Entries shown:

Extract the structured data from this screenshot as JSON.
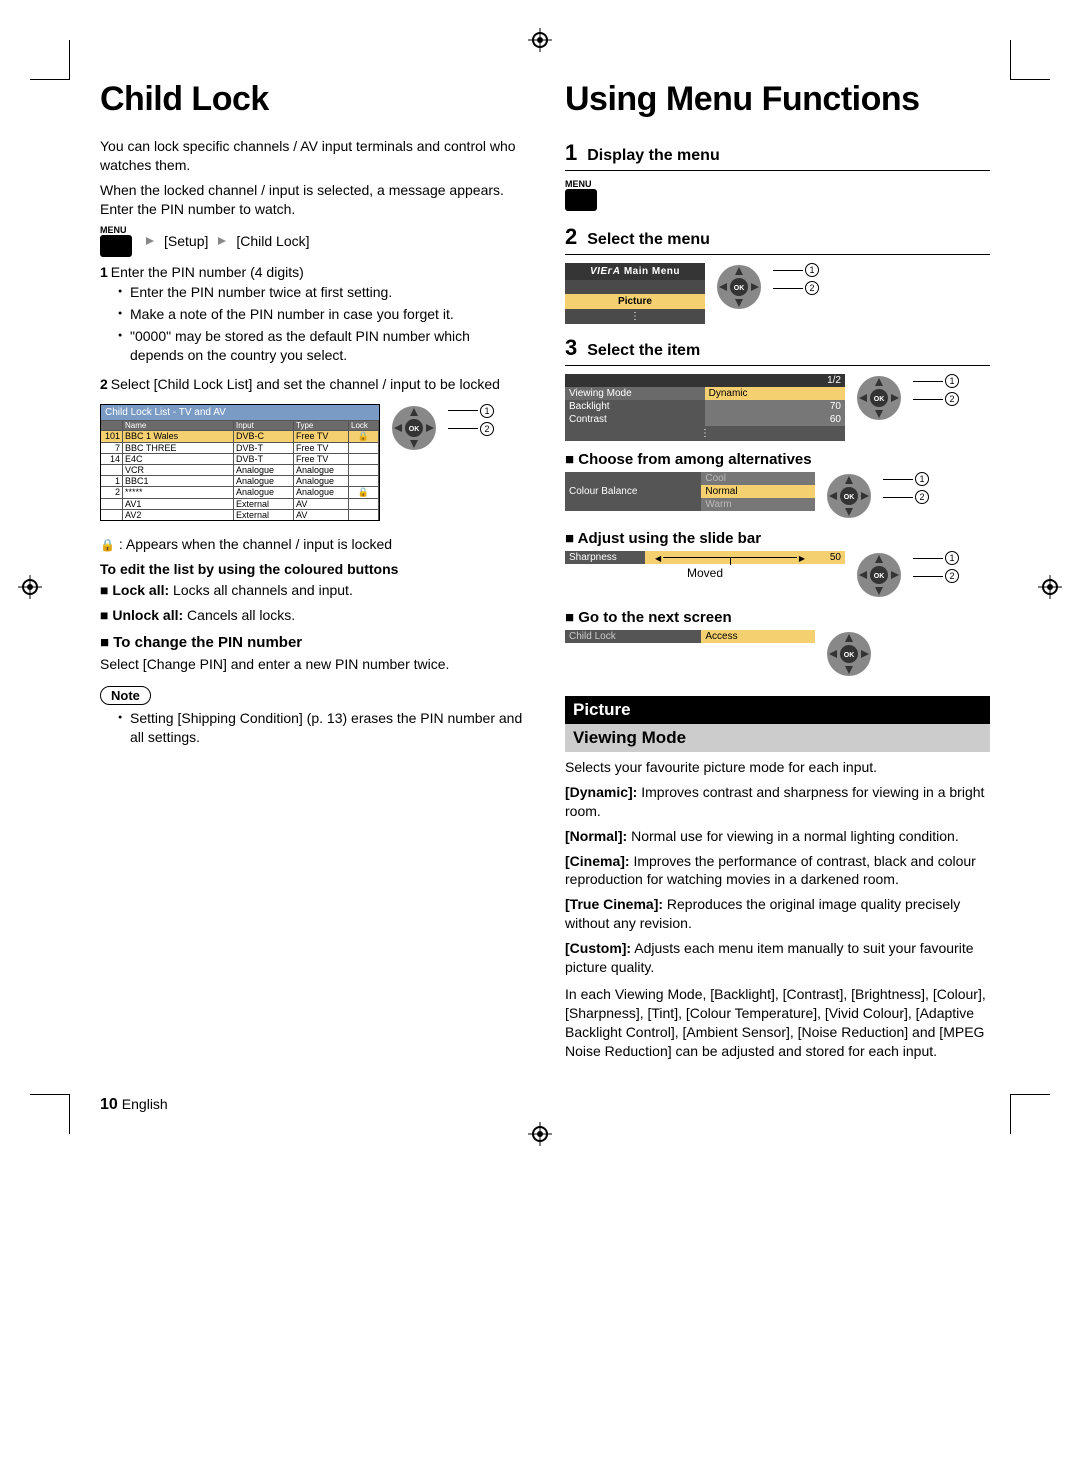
{
  "left": {
    "title": "Child Lock",
    "intro1": "You can lock specific channels / AV input terminals and control who watches them.",
    "intro2": "When the locked channel / input is selected, a message appears. Enter the PIN number to watch.",
    "menuLabel": "MENU",
    "crumb1": "[Setup]",
    "crumb2": "[Child Lock]",
    "step1": "Enter the PIN number (4 digits)",
    "step1_bullets": [
      "Enter the PIN number twice at first setting.",
      "Make a note of the PIN number in case you forget it.",
      "\"0000\" may be stored as the default PIN number which depends on the country you select."
    ],
    "step2": "Select [Child Lock List] and set the channel / input to be locked",
    "table": {
      "title": "Child Lock List - TV and AV",
      "headers": [
        "",
        "Name",
        "Input",
        "Type",
        "Lock"
      ],
      "rows": [
        [
          "101",
          "BBC 1 Wales",
          "DVB-C",
          "Free TV",
          "🔒"
        ],
        [
          "7",
          "BBC THREE",
          "DVB-T",
          "Free TV",
          ""
        ],
        [
          "14",
          "E4C",
          "DVB-T",
          "Free TV",
          ""
        ],
        [
          "",
          "VCR",
          "Analogue",
          "Analogue",
          ""
        ],
        [
          "1",
          "BBC1",
          "Analogue",
          "Analogue",
          ""
        ],
        [
          "2",
          "*****",
          "Analogue",
          "Analogue",
          "🔒"
        ],
        [
          "",
          "AV1",
          "External",
          "AV",
          ""
        ],
        [
          "",
          "AV2",
          "External",
          "AV",
          ""
        ]
      ]
    },
    "lockAppears": ": Appears when the channel / input is locked",
    "editHead": "To edit the list by using the coloured buttons",
    "lockAllLabel": "Lock all:",
    "lockAllText": " Locks all channels and input.",
    "unlockAllLabel": "Unlock all:",
    "unlockAllText": " Cancels all locks.",
    "changePinHead": "To change the PIN number",
    "changePinText": "Select [Change PIN] and enter a new PIN number twice.",
    "noteLabel": "Note",
    "noteText": "Setting [Shipping Condition] (p. 13) erases the PIN number and all settings."
  },
  "right": {
    "title": "Using Menu Functions",
    "step1": "Display the menu",
    "menuLabel": "MENU",
    "step2": "Select the menu",
    "mainMenu": {
      "title": "Main Menu",
      "selected": "Picture"
    },
    "step3": "Select the item",
    "items": {
      "page": "1/2",
      "rows": [
        {
          "label": "Viewing Mode",
          "value": "Dynamic",
          "num": ""
        },
        {
          "label": "Backlight",
          "value": "",
          "num": "70"
        },
        {
          "label": "Contrast",
          "value": "",
          "num": "60"
        }
      ]
    },
    "chooseHead": "Choose from among alternatives",
    "opts": {
      "label": "Colour Balance",
      "values": [
        "Cool",
        "Normal",
        "Warm"
      ],
      "selectedIndex": 1
    },
    "adjustHead": "Adjust using the slide bar",
    "slider": {
      "label": "Sharpness",
      "value": "50",
      "moved": "Moved"
    },
    "nextHead": "Go to the next screen",
    "access": {
      "label": "Child Lock",
      "button": "Access"
    },
    "picture": {
      "bar": "Picture",
      "sub": "Viewing Mode",
      "intro": "Selects your favourite picture mode for each input.",
      "modes": [
        {
          "name": "[Dynamic]:",
          "desc": " Improves contrast and sharpness for viewing in a bright room."
        },
        {
          "name": "[Normal]:",
          "desc": " Normal use for viewing in a normal lighting condition."
        },
        {
          "name": "[Cinema]:",
          "desc": " Improves the performance of contrast, black and colour reproduction for watching movies in a darkened room."
        },
        {
          "name": "[True Cinema]:",
          "desc": " Reproduces the original image quality precisely without any revision."
        },
        {
          "name": "[Custom]:",
          "desc": " Adjusts each menu item manually to suit your favourite picture quality."
        }
      ],
      "footnote": "In each Viewing Mode, [Backlight], [Contrast], [Brightness], [Colour], [Sharpness], [Tint], [Colour Temperature], [Vivid Colour], [Adaptive Backlight Control], [Ambient Sensor], [Noise Reduction] and [MPEG Noise Reduction] can be adjusted and stored for each input."
    }
  },
  "footer": {
    "page": "10",
    "lang": "English"
  },
  "colors": {
    "highlight": "#f5d070",
    "headerBlue": "#7a9bc4",
    "darkGrey": "#555555",
    "midGrey": "#777777"
  }
}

What to work on: Tally up the lines in the preceding listing that contain the string "title". Respond with the number and nothing else.

Solution to this task: 4